> _The input_:

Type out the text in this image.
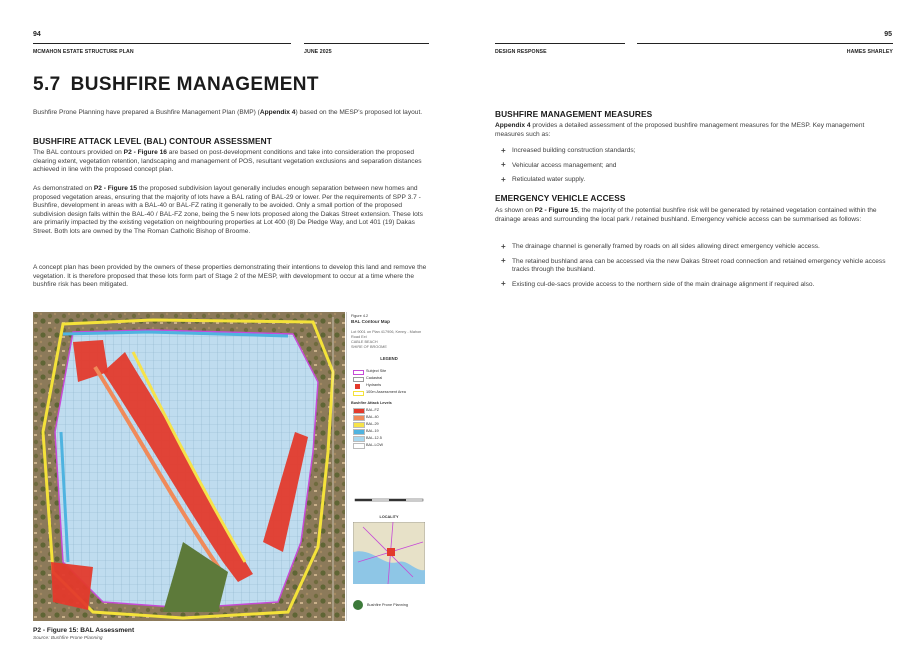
94
MCMAHON ESTATE STRUCTURE PLAN	JUNE 2025
5.7 BUSHFIRE MANAGEMENT
Bushfire Prone Planning have prepared a Bushfire Management Plan (BMP) (Appendix 4) based on the MESP’s proposed lot layout.
BUSHFIRE ATTACK LEVEL (BAL) CONTOUR ASSESSMENT
The BAL contours provided on P2 - Figure 16 are based on post-development conditions and take into consideration the proposed clearing extent, vegetation retention, landscaping and management of POS, resultant vegetation exclusions and separation distances achieved in line with the proposed concept plan.
As demonstrated on P2 - Figure 15 the proposed subdivision layout generally includes enough separation between new homes and proposed vegetation areas, ensuring that the majority of lots have a BAL rating of BAL-29 or lower. Per the requirements of SPP 3.7 - Bushfire, development in areas with a BAL-40 or BAL-FZ rating it generally to be avoided. Only a small portion of the proposed subdivision design falls within the BAL-40 / BAL-FZ zone, being the 5 new lots proposed along the Dakas Street extension. These lots are primarily impacted by the existing vegetation on neighbouring properties at Lot 400 (8) De Pledge Way, and Lot 401 (19) Dakas Street. Both lots are owned by the The Roman Catholic Bishop of Broome.
A concept plan has been provided by the owners of these properties demonstrating their intentions to develop this land and remove the vegetation. It is therefore proposed that these lots form part of Stage 2 of the MESP, with development to occur at a time where the bushfire risk has been mitigated.
Figure 4.2
BAL Contour Map
Lot 9001 on Plan 417906, Kenny - Mahon
Road Ext
CABLE BEACH
SHIRE OF BROOME
LEGEND
Subject Site
Cadastral
Hydrants
100m Assessment Area
Bushfire Attack Levels
BAL-FZ
BAL-40
BAL-29
BAL-19
BAL-12.5
BAL-LOW
LOCALITY
Bushfire Prone Planning
P2 - Figure 15: BAL Assessment
Source: Bushfire Prone Planning
95
DESIGN RESPONSE	HAMES SHARLEY
BUSHFIRE MANAGEMENT MEASURES
Appendix 4 provides a detailed assessment of the proposed bushfire management measures for the MESP. Key management measures such as:
+ Increased building construction standards;
+ Vehicular access management; and
+ Reticulated water supply.
EMERGENCY VEHICLE ACCESS
As shown on P2 - Figure 15, the majority of the potential bushfire risk will be generated by retained vegetation contained within the drainage areas and surrounding the local park / retained bushland. Emergency vehicle access can be summarised as follows:
+ The drainage channel is generally framed by roads on all sides allowing direct emergency vehicle access.
+ The retained bushland area can be accessed via the new Dakas Street road connection and retained emergency vehicle access tracks through the bushland.
+ Existing cul-de-sacs provide access to the northern side of the main drainage alignment if required also.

> _What the exercise asks_: Reproduce every record above exactly, but leave out the pictures.

> _Finished exercise_:
Type out the text in this image.
94
MCMAHON ESTATE STRUCTURE PLAN	JUNE 2025
5.7 BUSHFIRE MANAGEMENT
Bushfire Prone Planning have prepared a Bushfire Management Plan (BMP) (Appendix 4) based on the MESP’s proposed lot layout.
BUSHFIRE ATTACK LEVEL (BAL) CONTOUR ASSESSMENT
The BAL contours provided on P2 - Figure 16 are based on post-development conditions and take into consideration the proposed clearing extent, vegetation retention, landscaping and management of POS, resultant vegetation exclusions and separation distances achieved in line with the proposed concept plan.
As demonstrated on P2 - Figure 15 the proposed subdivision layout generally includes enough separation between new homes and proposed vegetation areas, ensuring that the majority of lots have a BAL rating of BAL-29 or lower. Per the requirements of SPP 3.7 - Bushfire, development in areas with a BAL-40 or BAL-FZ rating it generally to be avoided. Only a small portion of the proposed subdivision design falls within the BAL-40 / BAL-FZ zone, being the 5 new lots proposed along the Dakas Street extension. These lots are primarily impacted by the existing vegetation on neighbouring properties at Lot 400 (8) De Pledge Way, and Lot 401 (19) Dakas Street. Both lots are owned by the The Roman Catholic Bishop of Broome.
A concept plan has been provided by the owners of these properties demonstrating their intentions to develop this land and remove the vegetation. It is therefore proposed that these lots form part of Stage 2 of the MESP, with development to occur at a time where the bushfire risk has been mitigated.
Figure 4.2
BAL Contour Map
Lot 9001 on Plan 417906, Kenny - Mahon
Road Ext
CABLE BEACH
SHIRE OF BROOME
LEGEND
Subject Site
Cadastral
Hydrants
100m Assessment Area
Bushfire Attack Levels
BAL-FZ
BAL-40
BAL-29
BAL-19
BAL-12.5
BAL-LOW
LOCALITY
Bushfire Prone Planning
P2 - Figure 15: BAL Assessment
Source: Bushfire Prone Planning
95
DESIGN RESPONSE	HAMES SHARLEY
BUSHFIRE MANAGEMENT MEASURES
Appendix 4 provides a detailed assessment of the proposed bushfire management measures for the MESP. Key management measures such as:
+ Increased building construction standards;
+ Vehicular access management; and
+ Reticulated water supply.
EMERGENCY VEHICLE ACCESS
As shown on P2 - Figure 15, the majority of the potential bushfire risk will be generated by retained vegetation contained within the drainage areas and surrounding the local park / retained bushland. Emergency vehicle access can be summarised as follows:
+ The drainage channel is generally framed by roads on all sides allowing direct emergency vehicle access.
+ The retained bushland area can be accessed via the new Dakas Street road connection and retained emergency vehicle access tracks through the bushland.
+ Existing cul-de-sacs provide access to the northern side of the main drainage alignment if required also.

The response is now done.